Data records
■ ■ ■

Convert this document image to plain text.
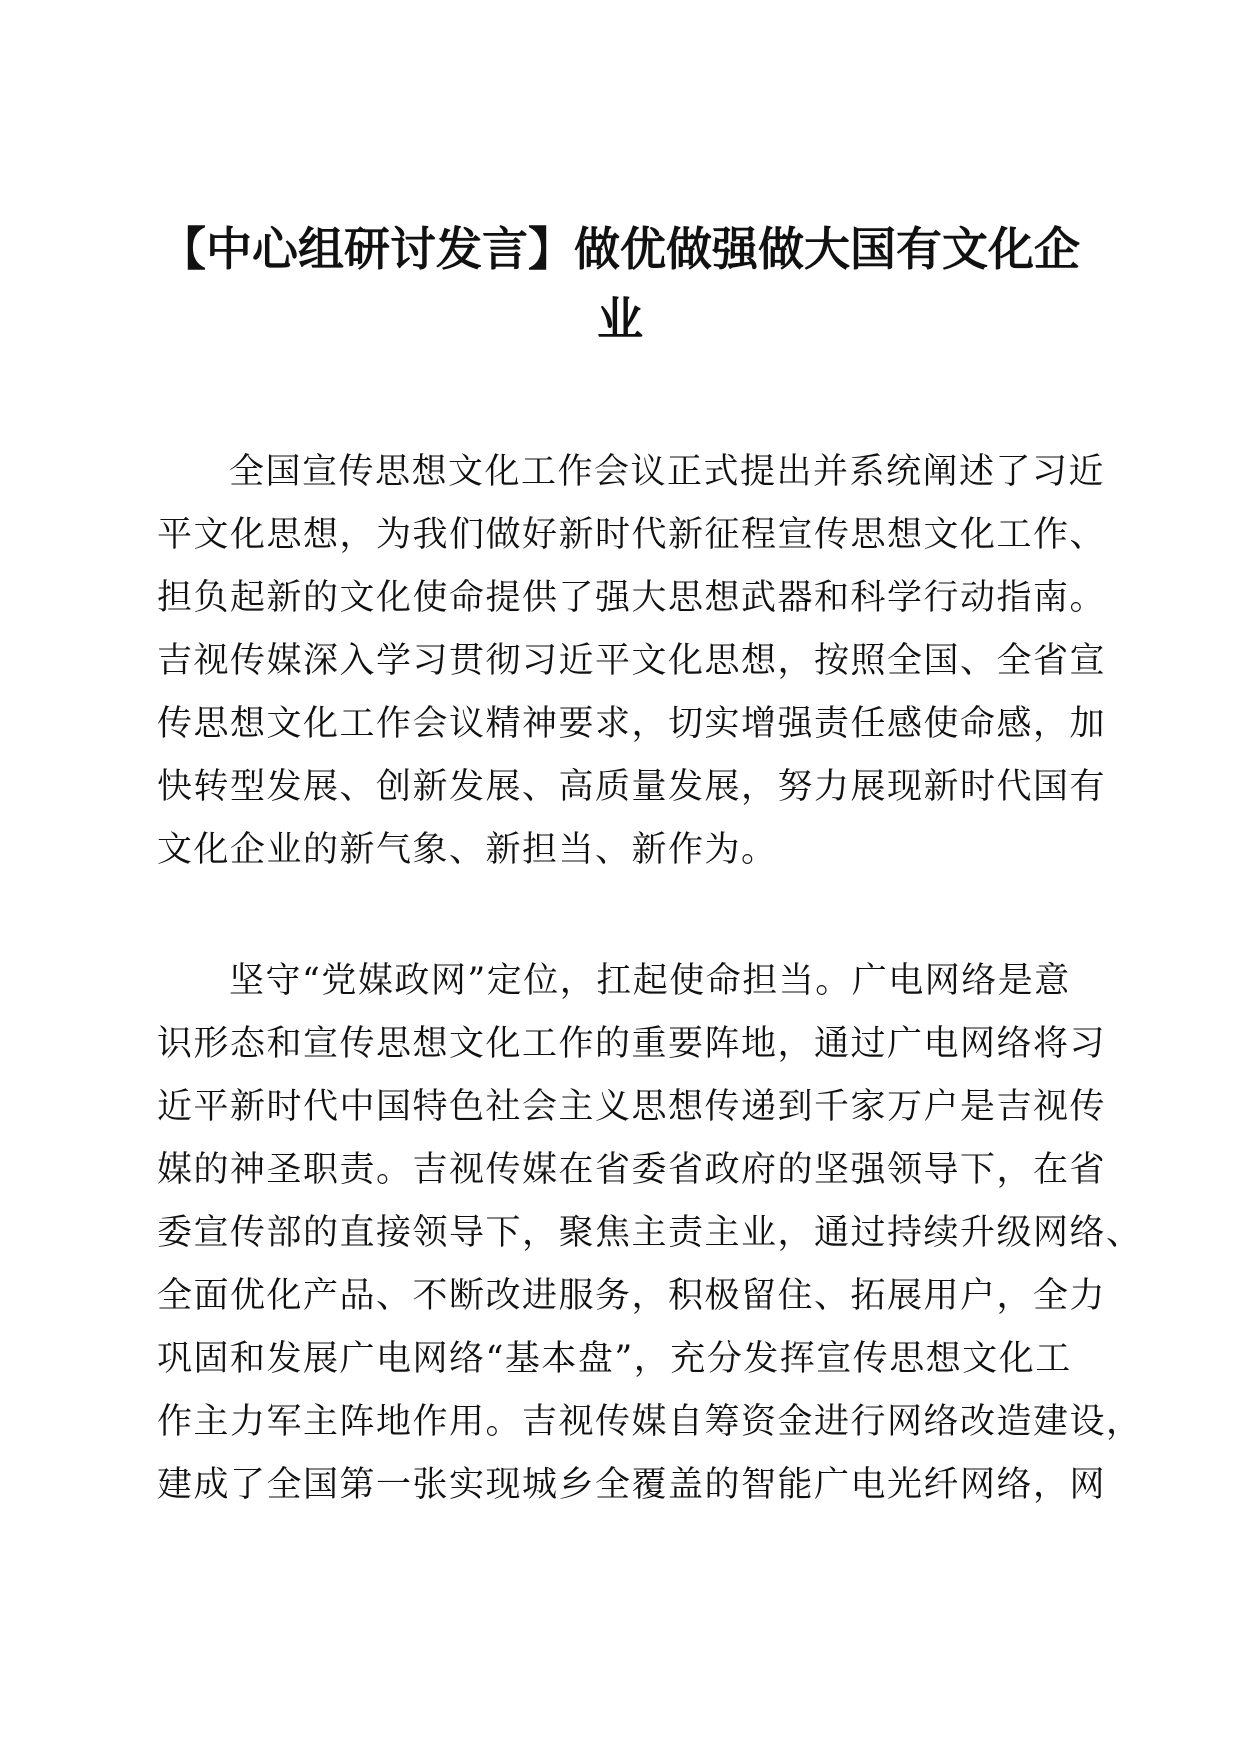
【中心组研讨发言】做优做强做大国有文化企
业
全国宣传思想文化工作会议正式提出并系统阐述了习近
平文化思想，为我们做好新时代新征程宣传思想文化工作、
担负起新的文化使命提供了强大思想武器和科学行动指南。
吉视传媒深入学习贯彻习近平文化思想，按照全国、全省宣
传思想文化工作会议精神要求，切实增强责任感使命感，加
快转型发展、创新发展、高质量发展，努力展现新时代国有
文化企业的新气象、新担当、新作为。
坚守“党媒政网”定位，扛起使命担当。广电网络是意
识形态和宣传思想文化工作的重要阵地，通过广电网络将习
近平新时代中国特色社会主义思想传递到千家万户是吉视传
媒的神圣职责。吉视传媒在省委省政府的坚强领导下，在省
委宣传部的直接领导下，聚焦主责主业，通过持续升级网络、
全面优化产品、不断改进服务，积极留住、拓展用户，全力
巩固和发展广电网络“基本盘”，充分发挥宣传思想文化工
作主力军主阵地作用。吉视传媒自筹资金进行网络改造建设，
建成了全国第一张实现城乡全覆盖的智能广电光纤网络，网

■ ■ ■

■ Task details
Repeat the entries exactly. Pictures are excluded from the copy.

■ Exercise response
Convert this document image to plain text.
【中心组研讨发言】做优做强做大国有文化企
业
全国宣传思想文化工作会议正式提出并系统阐述了习近
平文化思想，为我们做好新时代新征程宣传思想文化工作、
担负起新的文化使命提供了强大思想武器和科学行动指南。
吉视传媒深入学习贯彻习近平文化思想，按照全国、全省宣
传思想文化工作会议精神要求，切实增强责任感使命感，加
快转型发展、创新发展、高质量发展，努力展现新时代国有
文化企业的新气象、新担当、新作为。
坚守“党媒政网”定位，扛起使命担当。广电网络是意
识形态和宣传思想文化工作的重要阵地，通过广电网络将习
近平新时代中国特色社会主义思想传递到千家万户是吉视传
媒的神圣职责。吉视传媒在省委省政府的坚强领导下，在省
委宣传部的直接领导下，聚焦主责主业，通过持续升级网络、
全面优化产品、不断改进服务，积极留住、拓展用户，全力
巩固和发展广电网络“基本盘”，充分发挥宣传思想文化工
作主力军主阵地作用。吉视传媒自筹资金进行网络改造建设，
建成了全国第一张实现城乡全覆盖的智能广电光纤网络，网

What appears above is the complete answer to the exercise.